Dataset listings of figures
>>>

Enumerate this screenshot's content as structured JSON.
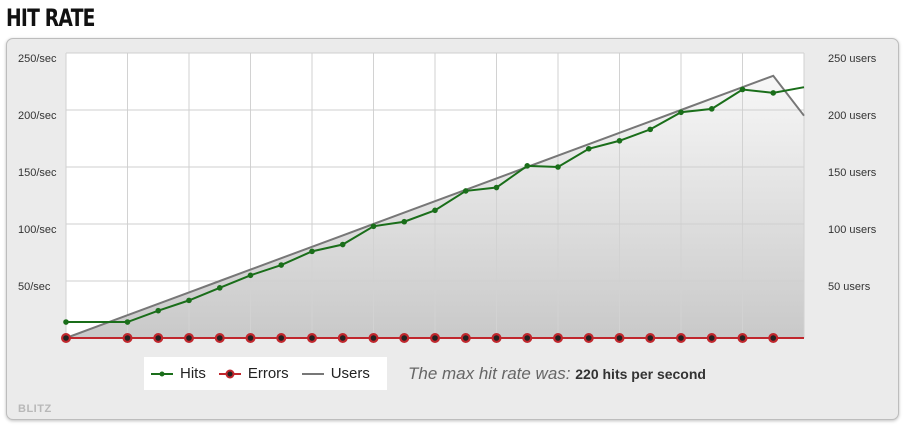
{
  "page": {
    "title": "HIT RATE",
    "watermark": "BLITZ"
  },
  "legend": {
    "hits_label": "Hits",
    "errors_label": "Errors",
    "users_label": "Users"
  },
  "summary": {
    "prefix": "The max hit rate was:",
    "value": "220 hits per second"
  },
  "colors": {
    "hits": "#1a6e1a",
    "errors": "#c0272d",
    "users": "#777777",
    "plot_top": "#f7f7f7",
    "plot_bottom": "#c9c9c9"
  },
  "chart_data": {
    "type": "line",
    "x": [
      0,
      1,
      2,
      3,
      4,
      5,
      6,
      7,
      8,
      9,
      10,
      11,
      12,
      13,
      14,
      15,
      16,
      17,
      18,
      19,
      20,
      21,
      22,
      23,
      24
    ],
    "y_left": {
      "ticks": [
        "50/sec",
        "100/sec",
        "150/sec",
        "200/sec",
        "250/sec"
      ],
      "tick_values": [
        50,
        100,
        150,
        200,
        250
      ],
      "ylim": [
        0,
        250
      ]
    },
    "y_right": {
      "ticks": [
        "50 users",
        "100 users",
        "150 users",
        "200 users",
        "250 users"
      ],
      "tick_values": [
        50,
        100,
        150,
        200,
        250
      ],
      "ylim": [
        0,
        250
      ]
    },
    "grid": true,
    "series": [
      {
        "name": "Hits",
        "axis": "left",
        "marker": "dot",
        "points": [
          [
            0,
            14
          ],
          [
            2,
            14
          ],
          [
            3,
            24
          ],
          [
            4,
            33
          ],
          [
            5,
            44
          ],
          [
            6,
            55
          ],
          [
            7,
            64
          ],
          [
            8,
            76
          ],
          [
            9,
            82
          ],
          [
            10,
            98
          ],
          [
            11,
            102
          ],
          [
            12,
            112
          ],
          [
            13,
            129
          ],
          [
            14,
            132
          ],
          [
            15,
            151
          ],
          [
            16,
            150
          ],
          [
            17,
            166
          ],
          [
            18,
            173
          ],
          [
            19,
            183
          ],
          [
            20,
            198
          ],
          [
            21,
            201
          ],
          [
            22,
            218
          ],
          [
            23,
            215
          ],
          [
            24,
            220
          ]
        ]
      },
      {
        "name": "Errors",
        "axis": "left",
        "marker": "ring",
        "points": [
          [
            0,
            0
          ],
          [
            2,
            0
          ],
          [
            3,
            0
          ],
          [
            4,
            0
          ],
          [
            5,
            0
          ],
          [
            6,
            0
          ],
          [
            7,
            0
          ],
          [
            8,
            0
          ],
          [
            9,
            0
          ],
          [
            10,
            0
          ],
          [
            11,
            0
          ],
          [
            12,
            0
          ],
          [
            13,
            0
          ],
          [
            14,
            0
          ],
          [
            15,
            0
          ],
          [
            16,
            0
          ],
          [
            17,
            0
          ],
          [
            18,
            0
          ],
          [
            19,
            0
          ],
          [
            20,
            0
          ],
          [
            21,
            0
          ],
          [
            22,
            0
          ],
          [
            23,
            0
          ]
        ]
      },
      {
        "name": "Users",
        "axis": "right",
        "marker": "none",
        "area": true,
        "points": [
          [
            0,
            0
          ],
          [
            1,
            10
          ],
          [
            2,
            20
          ],
          [
            3,
            30
          ],
          [
            4,
            40
          ],
          [
            5,
            50
          ],
          [
            6,
            60
          ],
          [
            7,
            70
          ],
          [
            8,
            80
          ],
          [
            9,
            90
          ],
          [
            10,
            100
          ],
          [
            11,
            110
          ],
          [
            12,
            120
          ],
          [
            13,
            130
          ],
          [
            14,
            140
          ],
          [
            15,
            150
          ],
          [
            16,
            160
          ],
          [
            17,
            170
          ],
          [
            18,
            180
          ],
          [
            19,
            190
          ],
          [
            20,
            200
          ],
          [
            21,
            210
          ],
          [
            22,
            220
          ],
          [
            23,
            230
          ],
          [
            24,
            195
          ]
        ]
      }
    ],
    "legend_position": "bottom-left",
    "title": "",
    "xlabel": "",
    "ylabel": ""
  }
}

<<<

What you should do: Transcribe each entry above exactly, apart from the pictures.

Result:
Enumerate this screenshot's content as structured JSON.
{
  "page": {
    "title": "HIT RATE",
    "watermark": "BLITZ"
  },
  "legend": {
    "hits_label": "Hits",
    "errors_label": "Errors",
    "users_label": "Users"
  },
  "summary": {
    "prefix": "The max hit rate was:",
    "value": "220 hits per second"
  },
  "colors": {
    "hits": "#1a6e1a",
    "errors": "#c0272d",
    "users": "#777777",
    "plot_top": "#f7f7f7",
    "plot_bottom": "#c9c9c9"
  },
  "chart_data": {
    "type": "line",
    "x": [
      0,
      1,
      2,
      3,
      4,
      5,
      6,
      7,
      8,
      9,
      10,
      11,
      12,
      13,
      14,
      15,
      16,
      17,
      18,
      19,
      20,
      21,
      22,
      23,
      24
    ],
    "y_left": {
      "ticks": [
        "50/sec",
        "100/sec",
        "150/sec",
        "200/sec",
        "250/sec"
      ],
      "tick_values": [
        50,
        100,
        150,
        200,
        250
      ],
      "ylim": [
        0,
        250
      ]
    },
    "y_right": {
      "ticks": [
        "50 users",
        "100 users",
        "150 users",
        "200 users",
        "250 users"
      ],
      "tick_values": [
        50,
        100,
        150,
        200,
        250
      ],
      "ylim": [
        0,
        250
      ]
    },
    "grid": true,
    "series": [
      {
        "name": "Hits",
        "axis": "left",
        "marker": "dot",
        "points": [
          [
            0,
            14
          ],
          [
            2,
            14
          ],
          [
            3,
            24
          ],
          [
            4,
            33
          ],
          [
            5,
            44
          ],
          [
            6,
            55
          ],
          [
            7,
            64
          ],
          [
            8,
            76
          ],
          [
            9,
            82
          ],
          [
            10,
            98
          ],
          [
            11,
            102
          ],
          [
            12,
            112
          ],
          [
            13,
            129
          ],
          [
            14,
            132
          ],
          [
            15,
            151
          ],
          [
            16,
            150
          ],
          [
            17,
            166
          ],
          [
            18,
            173
          ],
          [
            19,
            183
          ],
          [
            20,
            198
          ],
          [
            21,
            201
          ],
          [
            22,
            218
          ],
          [
            23,
            215
          ],
          [
            24,
            220
          ]
        ]
      },
      {
        "name": "Errors",
        "axis": "left",
        "marker": "ring",
        "points": [
          [
            0,
            0
          ],
          [
            2,
            0
          ],
          [
            3,
            0
          ],
          [
            4,
            0
          ],
          [
            5,
            0
          ],
          [
            6,
            0
          ],
          [
            7,
            0
          ],
          [
            8,
            0
          ],
          [
            9,
            0
          ],
          [
            10,
            0
          ],
          [
            11,
            0
          ],
          [
            12,
            0
          ],
          [
            13,
            0
          ],
          [
            14,
            0
          ],
          [
            15,
            0
          ],
          [
            16,
            0
          ],
          [
            17,
            0
          ],
          [
            18,
            0
          ],
          [
            19,
            0
          ],
          [
            20,
            0
          ],
          [
            21,
            0
          ],
          [
            22,
            0
          ],
          [
            23,
            0
          ]
        ]
      },
      {
        "name": "Users",
        "axis": "right",
        "marker": "none",
        "area": true,
        "points": [
          [
            0,
            0
          ],
          [
            1,
            10
          ],
          [
            2,
            20
          ],
          [
            3,
            30
          ],
          [
            4,
            40
          ],
          [
            5,
            50
          ],
          [
            6,
            60
          ],
          [
            7,
            70
          ],
          [
            8,
            80
          ],
          [
            9,
            90
          ],
          [
            10,
            100
          ],
          [
            11,
            110
          ],
          [
            12,
            120
          ],
          [
            13,
            130
          ],
          [
            14,
            140
          ],
          [
            15,
            150
          ],
          [
            16,
            160
          ],
          [
            17,
            170
          ],
          [
            18,
            180
          ],
          [
            19,
            190
          ],
          [
            20,
            200
          ],
          [
            21,
            210
          ],
          [
            22,
            220
          ],
          [
            23,
            230
          ],
          [
            24,
            195
          ]
        ]
      }
    ],
    "legend_position": "bottom-left",
    "title": "",
    "xlabel": "",
    "ylabel": ""
  }
}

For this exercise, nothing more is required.